Le concept de solidarité reste néanmoins un concept volatile et complexe, ne serait-ce qu’en raison de la loi de proximité, aussi appelée loi du mort kilométrique (la mort d’une personne vivant à proximité est donc censée être plus “concernante” que la mort de plusieurs milliers de personnes survenue dans un pays lointain. Dit autrement, loin des yeux, loin du coeur, pour citer l’adage populaire). Il se complexifie aussi du fait d’expressions telles que “délit de solidarité”, employée dans le débat public lorsque quelqu’un vient, illégalement, en aide à des migrants.

Ce que ça nous apporte

Selon le neurologue Pierre-Marie Lledo, les bienfaits de la solidarité se mesurent aussi à l’échelle individuelle : “ces comportements participent à la production de sérotonine (hormone de la régulation des humeurs, responsable du sentiment de quiétude) dans le cerveau”.

Dans sa célèbre pyramide des besoins, le psychologue américain Abraham Maslow place au sommet des besoins fondamentaux de l’être humain le besoin d’appartenance, le besoin d’estime (de soi et de la part des autres) et le besoin d’accomplissement (la quête de sens). Et la solidarité répond à ses besoins fondamentaux.

Dans l’entreprise, exercer une activité désintéressée est valorisant aux yeux de la société. Les études montrent une augmentation de l'engagement solidaire des TPE et PME en France : dons de jours de congé, distributions alimentaires, chantiers solidaires… Les nouvelles générations, elles, se tournent de plus en plus vers les petites structures de l'économie sociale à taille plus humaine. Pour le psychanalyste Luis Spinoza, lorsqu’on se donne aux autres généreusement, on rentre chez soi avec une impression de richesse intérieure immense. On ne gagne pas d’argent, mais il n’y a pas de gratuité non plus : on reçoit énormément. La dimension de plaisir et d’épanouissement est donc toujours présente.

Un avenir compromis ?

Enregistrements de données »

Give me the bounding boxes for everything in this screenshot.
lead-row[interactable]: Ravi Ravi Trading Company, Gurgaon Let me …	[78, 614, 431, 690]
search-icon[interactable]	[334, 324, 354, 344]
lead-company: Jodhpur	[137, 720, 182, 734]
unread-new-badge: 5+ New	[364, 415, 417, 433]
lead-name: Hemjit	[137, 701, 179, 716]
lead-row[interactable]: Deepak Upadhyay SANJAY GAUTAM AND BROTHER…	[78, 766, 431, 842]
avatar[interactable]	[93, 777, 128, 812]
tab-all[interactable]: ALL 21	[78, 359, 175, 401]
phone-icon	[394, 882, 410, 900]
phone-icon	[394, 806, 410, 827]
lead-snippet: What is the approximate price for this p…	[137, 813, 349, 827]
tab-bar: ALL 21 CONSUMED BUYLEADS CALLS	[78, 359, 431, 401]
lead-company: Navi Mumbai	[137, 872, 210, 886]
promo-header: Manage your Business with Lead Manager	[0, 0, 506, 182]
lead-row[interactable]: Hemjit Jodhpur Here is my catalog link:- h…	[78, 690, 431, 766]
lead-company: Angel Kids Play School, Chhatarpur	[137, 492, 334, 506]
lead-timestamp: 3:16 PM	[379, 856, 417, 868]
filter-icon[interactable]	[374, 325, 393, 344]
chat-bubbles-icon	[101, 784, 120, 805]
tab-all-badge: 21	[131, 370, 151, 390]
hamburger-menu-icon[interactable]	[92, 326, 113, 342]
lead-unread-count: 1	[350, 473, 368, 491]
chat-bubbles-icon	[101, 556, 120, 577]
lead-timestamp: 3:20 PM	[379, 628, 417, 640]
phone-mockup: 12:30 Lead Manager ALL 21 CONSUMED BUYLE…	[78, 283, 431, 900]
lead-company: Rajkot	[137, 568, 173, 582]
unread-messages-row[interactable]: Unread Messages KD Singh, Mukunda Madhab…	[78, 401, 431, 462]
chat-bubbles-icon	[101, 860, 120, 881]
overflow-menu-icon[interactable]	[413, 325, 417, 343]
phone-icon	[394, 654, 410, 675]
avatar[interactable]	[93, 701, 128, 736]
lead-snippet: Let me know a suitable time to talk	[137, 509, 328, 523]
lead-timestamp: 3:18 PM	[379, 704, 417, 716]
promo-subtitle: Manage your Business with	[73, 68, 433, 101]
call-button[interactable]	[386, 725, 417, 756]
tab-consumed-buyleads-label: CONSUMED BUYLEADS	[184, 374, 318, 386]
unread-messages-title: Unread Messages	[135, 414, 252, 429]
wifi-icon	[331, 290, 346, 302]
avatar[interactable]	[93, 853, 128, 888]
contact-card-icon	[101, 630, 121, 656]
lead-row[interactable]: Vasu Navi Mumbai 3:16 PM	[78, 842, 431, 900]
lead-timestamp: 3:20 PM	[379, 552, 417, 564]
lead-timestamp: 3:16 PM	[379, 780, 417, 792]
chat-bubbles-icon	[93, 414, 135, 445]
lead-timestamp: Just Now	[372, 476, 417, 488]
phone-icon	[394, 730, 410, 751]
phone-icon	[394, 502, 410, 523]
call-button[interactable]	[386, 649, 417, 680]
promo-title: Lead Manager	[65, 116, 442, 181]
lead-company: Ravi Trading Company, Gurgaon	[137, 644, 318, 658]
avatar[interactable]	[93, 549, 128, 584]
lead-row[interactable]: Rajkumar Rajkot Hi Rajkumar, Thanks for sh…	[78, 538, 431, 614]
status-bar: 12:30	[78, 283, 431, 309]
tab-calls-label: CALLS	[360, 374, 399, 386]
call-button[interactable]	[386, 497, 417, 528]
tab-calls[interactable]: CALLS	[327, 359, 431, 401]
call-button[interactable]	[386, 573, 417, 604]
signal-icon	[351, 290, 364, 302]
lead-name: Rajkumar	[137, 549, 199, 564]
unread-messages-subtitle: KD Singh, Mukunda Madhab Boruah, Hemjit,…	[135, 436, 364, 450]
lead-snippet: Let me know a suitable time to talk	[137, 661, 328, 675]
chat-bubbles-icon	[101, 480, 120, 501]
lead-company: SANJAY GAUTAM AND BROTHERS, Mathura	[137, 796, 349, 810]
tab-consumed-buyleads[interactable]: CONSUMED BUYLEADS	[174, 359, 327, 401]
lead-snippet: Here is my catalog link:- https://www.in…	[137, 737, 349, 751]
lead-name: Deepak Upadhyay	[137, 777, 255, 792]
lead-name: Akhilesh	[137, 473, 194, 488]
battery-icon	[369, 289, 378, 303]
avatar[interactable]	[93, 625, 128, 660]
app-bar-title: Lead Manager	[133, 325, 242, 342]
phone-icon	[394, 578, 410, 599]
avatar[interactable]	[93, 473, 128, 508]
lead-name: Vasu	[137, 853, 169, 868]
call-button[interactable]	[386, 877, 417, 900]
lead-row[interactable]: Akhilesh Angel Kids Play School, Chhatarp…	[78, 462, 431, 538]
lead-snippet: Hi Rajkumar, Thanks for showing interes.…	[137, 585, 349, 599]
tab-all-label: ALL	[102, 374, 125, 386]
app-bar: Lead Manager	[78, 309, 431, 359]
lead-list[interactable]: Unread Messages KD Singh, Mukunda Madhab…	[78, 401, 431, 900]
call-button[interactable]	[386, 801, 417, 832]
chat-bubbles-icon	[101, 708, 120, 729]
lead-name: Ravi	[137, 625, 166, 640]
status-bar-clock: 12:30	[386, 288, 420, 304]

Consigne A » Relevez chaque spécialiste cité dans l'extrait sur la solidarité, avec la profession que le texte lui attribue.
Consigne B » Retapez le passage de l'extrait sur la solidarité qui commence aux mots contenant « Dans l’entreprise, exercer » et s'arrête après « donc toujours présente. ».
La liste ci-dessus n'intervient pas dans ce travail.

Réponse A »
Pierre-Marie Lledo, neurologue
Abraham Maslow, psychologue américain
Luis Spinoza, psychanalyste

Réponse B »
Dans l’entreprise, exercer une activité désintéressée est valorisant aux yeux de la société. Les études montrent une augmentation de l'engagement solidaire des TPE et PME en France : dons de jours de congé, distributions alimentaires, chantiers solidaires… Les nouvelles générations, elles, se tournent de plus en plus vers les petites structures de l'économie sociale à taille plus humaine. Pour le psychanalyste Luis Spinoza, lorsqu’on se donne aux autres généreusement, on rentre chez soi avec une impression de richesse intérieure immense. On ne gagne pas d’argent, mais il n’y a pas de gratuité non plus : on reçoit énormément. La dimension de plaisir et d’épanouissement est donc toujours présente.